**Stated problem**
Read through the entries below and return each line with the word "forløbe".

(Data excerpts)
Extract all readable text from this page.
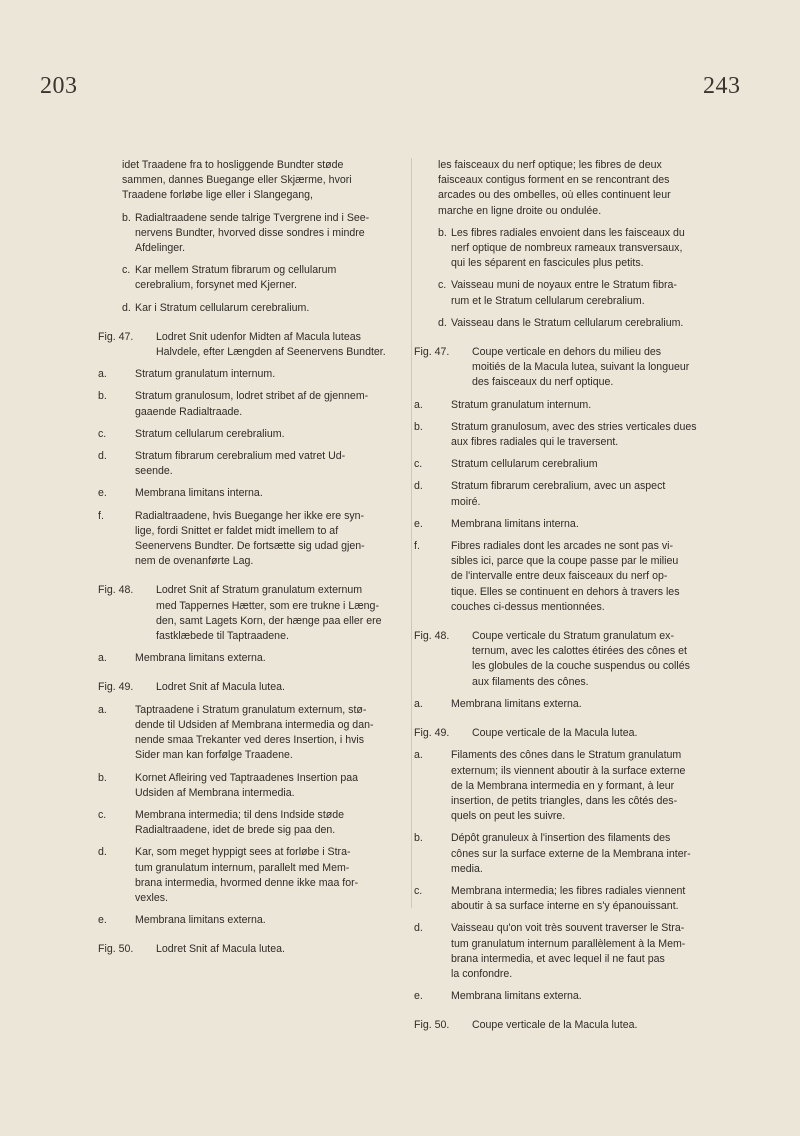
203	243
idet Traadene fra to hosliggende Bundter støde
sammen, dannes Buegange eller Skjærme, hvori
Traadene forløbe lige eller i Slangegang,
b. Radialtraadene sende talrige Tvergrene ind i See-
nervens Bundter, hvorved disse sondres i mindre
Afdelinger.
c. Kar mellem Stratum fibrarum og cellularum
cerebralium, forsynet med Kjerner.
d. Kar i Stratum cellularum cerebralium.
Fig. 47. Lodret Snit udenfor Midten af Macula luteas
Halvdele, efter Længden af Seenervens Bundter.
a.	Stratum granulatum internum.
b.	Stratum granulosum, lodret stribet af de gjennem-
gaaende Radialtraade.
c.	Stratum cellularum cerebralium.
d.	Stratum fibrarum cerebralium med vatret Ud-
seende.
e.	Membrana limitans interna.
f.	Radialtraadene, hvis Buegange her ikke ere syn-
lige, fordi Snittet er faldet midt imellem to af
Seenervens Bundter. De fortsætte sig udad gjen-
nem de ovenanførte Lag.
Fig. 48. Lodret Snit af Stratum granulatum externum
med Tappernes Hætter, som ere trukne i Læng-
den, samt Lagets Korn, der hænge paa eller ere
fastklæbede til Taptraadene.
a.	Membrana limitans externa.
Fig. 49. Lodret Snit af Macula lutea.
a.	Taptraadene i Stratum granulatum externum, stø-
dende til Udsiden af Membrana intermedia og dan-
nende smaa Trekanter ved deres Insertion, i hvis
Sider man kan forfølge Traadene.
b.	Kornet Afleiring ved Taptraadenes Insertion paa
Udsiden af Membrana intermedia.
c.	Membrana intermedia; til dens Indside støde
Radialtraadene, idet de brede sig paa den.
d.	Kar, som meget hyppigt sees at forløbe i Stra-
tum granulatum internum, parallelt med Mem-
brana intermedia, hvormed denne ikke maa for-
vexles.
e.	Membrana limitans externa.
Fig. 50. Lodret Snit af Macula lutea.
les faisceaux du nerf optique; les fibres de deux
faisceaux contigus forment en se rencontrant des
arcades ou des ombelles, où elles continuent leur
marche en ligne droite ou ondulée.
b. Les fibres radiales envoient dans les faisceaux du
nerf optique de nombreux rameaux transversaux,
qui les séparent en fascicules plus petits.
c. Vaisseau muni de noyaux entre le Stratum fibra-
rum et le Stratum cellularum cerebralium.
d. Vaisseau dans le Stratum cellularum cerebralium.
Fig. 47. Coupe verticale en dehors du milieu des
moitiés de la Macula lutea, suivant la longueur
des faisceaux du nerf optique.
a.	Stratum granulatum internum.
b.	Stratum granulosum, avec des stries verticales dues
aux fibres radiales qui le traversent.
c.	Stratum cellularum cerebralium
d.	Stratum fibrarum cerebralium, avec un aspect
moiré.
e.	Membrana limitans interna.
f.	Fibres radiales dont les arcades ne sont pas vi-
sibles ici, parce que la coupe passe par le milieu
de l'intervalle entre deux faisceaux du nerf op-
tique. Elles se continuent en dehors à travers les
couches ci-dessus mentionnées.
Fig. 48. Coupe verticale du Stratum granulatum ex-
ternum, avec les calottes étirées des cônes et
les globules de la couche suspendus ou collés
aux filaments des cônes.
a.	Membrana limitans externa.
Fig. 49. Coupe verticale de la Macula lutea.
a.	Filaments des cônes dans le Stratum granulatum
externum; ils viennent aboutir à la surface externe
de la Membrana intermedia en y formant, à leur
insertion, de petits triangles, dans les côtés des-
quels on peut les suivre.
b.	Dépôt granuleux à l'insertion des filaments des
cônes sur la surface externe de la Membrana inter-
media.
c.	Membrana intermedia; les fibres radiales viennent
aboutir à sa surface interne en s'y épanouissant.
d.	Vaisseau qu'on voit très souvent traverser le Stra-
tum granulatum internum parallèlement à la Mem-
brana intermedia, et avec lequel il ne faut pas
la confondre.
e.	Membrana limitans externa.
Fig. 50. Coupe verticale de la Macula lutea.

**Result for this task**
Traadene forløbe lige eller i Slangegang,
d.	Kar, som meget hyppigt sees at forløbe i Stra-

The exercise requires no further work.